---- DATA IN THIS EXERCISE
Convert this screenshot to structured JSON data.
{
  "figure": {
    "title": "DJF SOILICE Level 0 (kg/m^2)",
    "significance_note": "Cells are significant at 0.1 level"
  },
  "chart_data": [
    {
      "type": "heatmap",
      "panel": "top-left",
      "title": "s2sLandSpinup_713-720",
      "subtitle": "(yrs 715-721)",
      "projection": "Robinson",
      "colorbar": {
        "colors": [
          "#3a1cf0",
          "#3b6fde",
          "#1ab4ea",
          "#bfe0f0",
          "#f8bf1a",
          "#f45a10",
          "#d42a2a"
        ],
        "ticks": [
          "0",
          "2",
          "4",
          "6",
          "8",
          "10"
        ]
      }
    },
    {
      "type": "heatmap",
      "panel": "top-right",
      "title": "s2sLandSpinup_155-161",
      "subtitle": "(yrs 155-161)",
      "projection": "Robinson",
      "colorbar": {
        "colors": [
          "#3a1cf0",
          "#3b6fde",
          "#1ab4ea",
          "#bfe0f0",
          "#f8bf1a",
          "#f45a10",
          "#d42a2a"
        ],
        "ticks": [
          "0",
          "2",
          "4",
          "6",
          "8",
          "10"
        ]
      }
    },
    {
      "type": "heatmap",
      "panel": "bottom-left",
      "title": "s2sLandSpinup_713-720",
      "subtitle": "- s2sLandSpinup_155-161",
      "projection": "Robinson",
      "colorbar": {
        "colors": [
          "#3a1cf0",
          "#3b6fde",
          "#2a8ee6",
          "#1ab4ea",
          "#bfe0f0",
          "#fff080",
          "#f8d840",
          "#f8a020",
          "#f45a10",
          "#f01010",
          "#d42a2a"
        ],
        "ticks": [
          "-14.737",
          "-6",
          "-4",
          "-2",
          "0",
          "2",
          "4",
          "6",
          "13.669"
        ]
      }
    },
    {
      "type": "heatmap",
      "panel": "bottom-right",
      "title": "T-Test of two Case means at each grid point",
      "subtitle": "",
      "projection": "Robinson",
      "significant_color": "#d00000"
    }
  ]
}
--------
* _GOAL_
Scan the material above. Copy each line where "bottom" occurs.

* _WORKED ANSWER_
      "panel": "bottom-left",
      "panel": "bottom-right",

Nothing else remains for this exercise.